◆ **WRITTEN TASK**
Output every record word for word.

::::

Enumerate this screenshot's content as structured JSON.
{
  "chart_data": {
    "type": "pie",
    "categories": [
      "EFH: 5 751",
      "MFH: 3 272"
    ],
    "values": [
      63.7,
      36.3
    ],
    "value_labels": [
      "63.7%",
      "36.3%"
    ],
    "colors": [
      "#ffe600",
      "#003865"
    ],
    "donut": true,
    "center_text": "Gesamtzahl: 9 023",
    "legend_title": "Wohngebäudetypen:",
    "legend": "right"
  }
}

::::

◆ **WRITTEN SOLUTION**
Enumerate this screenshot's content as structured JSON.
{
  "chart_data": {
    "type": "pie",
    "categories": [
      "EFH: 5 751",
      "MFH: 3 272"
    ],
    "values": [
      63.7,
      36.3
    ],
    "value_labels": [
      "63.7%",
      "36.3%"
    ],
    "colors": [
      "#ffe600",
      "#003865"
    ],
    "donut": true,
    "center_text": "Gesamtzahl: 9 023",
    "legend_title": "Wohngebäudetypen:",
    "legend": "right"
  }
}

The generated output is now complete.